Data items
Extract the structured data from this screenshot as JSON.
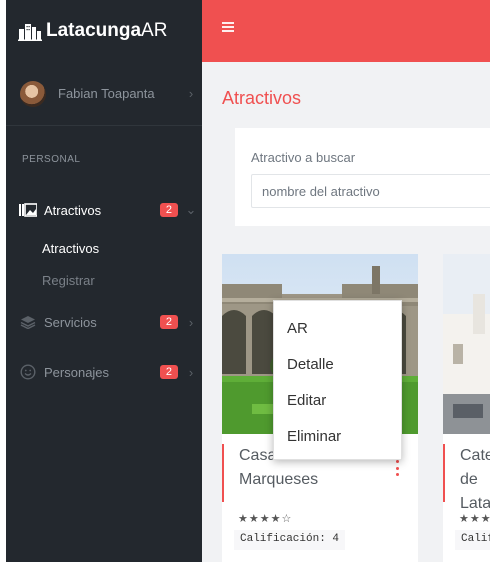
{
  "brand": {
    "name_bold": "Latacunga",
    "name_suffix": "AR",
    "icon": "city-buildings-icon"
  },
  "user": {
    "name": "Fabian Toapanta",
    "avatar": "user-avatar"
  },
  "sidebar": {
    "section_title": "PERSONAL",
    "items": [
      {
        "label": "Atractivos",
        "badge": "2",
        "icon": "gallery-icon",
        "active": true,
        "chevron": "chevron-down-icon"
      },
      {
        "label": "Servicios",
        "badge": "2",
        "icon": "layers-icon",
        "active": false,
        "chevron": "chevron-right-icon"
      },
      {
        "label": "Personajes",
        "badge": "2",
        "icon": "smile-icon",
        "active": false,
        "chevron": "chevron-right-icon"
      }
    ],
    "subitems": [
      {
        "label": "Atractivos",
        "active": true
      },
      {
        "label": "Registrar",
        "active": false
      }
    ]
  },
  "topbar": {
    "menu_icon": "hamburger-icon"
  },
  "page": {
    "title": "Atractivos"
  },
  "search": {
    "label": "Atractivo a buscar",
    "placeholder": "nombre del atractivo",
    "value": ""
  },
  "cards": [
    {
      "title": "Casa de los Marqueses",
      "stars": "★★★★☆",
      "rating_text": "Calificación: 4"
    },
    {
      "title": "Catedral de Latacunga",
      "stars": "★★★",
      "rating_text": "Calificación"
    }
  ],
  "context_menu": {
    "items": [
      "AR",
      "Detalle",
      "Editar",
      "Eliminar"
    ]
  },
  "colors": {
    "accent": "#f05050",
    "sidebar_bg": "#23282e",
    "content_bg": "#f1f2f4"
  }
}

**Problem details**
Restate each entry word for word, leaving out any pictures.

**Response to the exercise**
Extract the structured data from this screenshot as JSON.
{
  "brand": {
    "name_bold": "Latacunga",
    "name_suffix": "AR",
    "icon": "city-buildings-icon"
  },
  "user": {
    "name": "Fabian Toapanta",
    "avatar": "user-avatar"
  },
  "sidebar": {
    "section_title": "PERSONAL",
    "items": [
      {
        "label": "Atractivos",
        "badge": "2",
        "icon": "gallery-icon",
        "active": true,
        "chevron": "chevron-down-icon"
      },
      {
        "label": "Servicios",
        "badge": "2",
        "icon": "layers-icon",
        "active": false,
        "chevron": "chevron-right-icon"
      },
      {
        "label": "Personajes",
        "badge": "2",
        "icon": "smile-icon",
        "active": false,
        "chevron": "chevron-right-icon"
      }
    ],
    "subitems": [
      {
        "label": "Atractivos",
        "active": true
      },
      {
        "label": "Registrar",
        "active": false
      }
    ]
  },
  "topbar": {
    "menu_icon": "hamburger-icon"
  },
  "page": {
    "title": "Atractivos"
  },
  "search": {
    "label": "Atractivo a buscar",
    "placeholder": "nombre del atractivo",
    "value": ""
  },
  "cards": [
    {
      "title": "Casa de los Marqueses",
      "stars": "★★★★☆",
      "rating_text": "Calificación: 4"
    },
    {
      "title": "Catedral de Latacunga",
      "stars": "★★★",
      "rating_text": "Calificación"
    }
  ],
  "context_menu": {
    "items": [
      "AR",
      "Detalle",
      "Editar",
      "Eliminar"
    ]
  },
  "colors": {
    "accent": "#f05050",
    "sidebar_bg": "#23282e",
    "content_bg": "#f1f2f4"
  }
}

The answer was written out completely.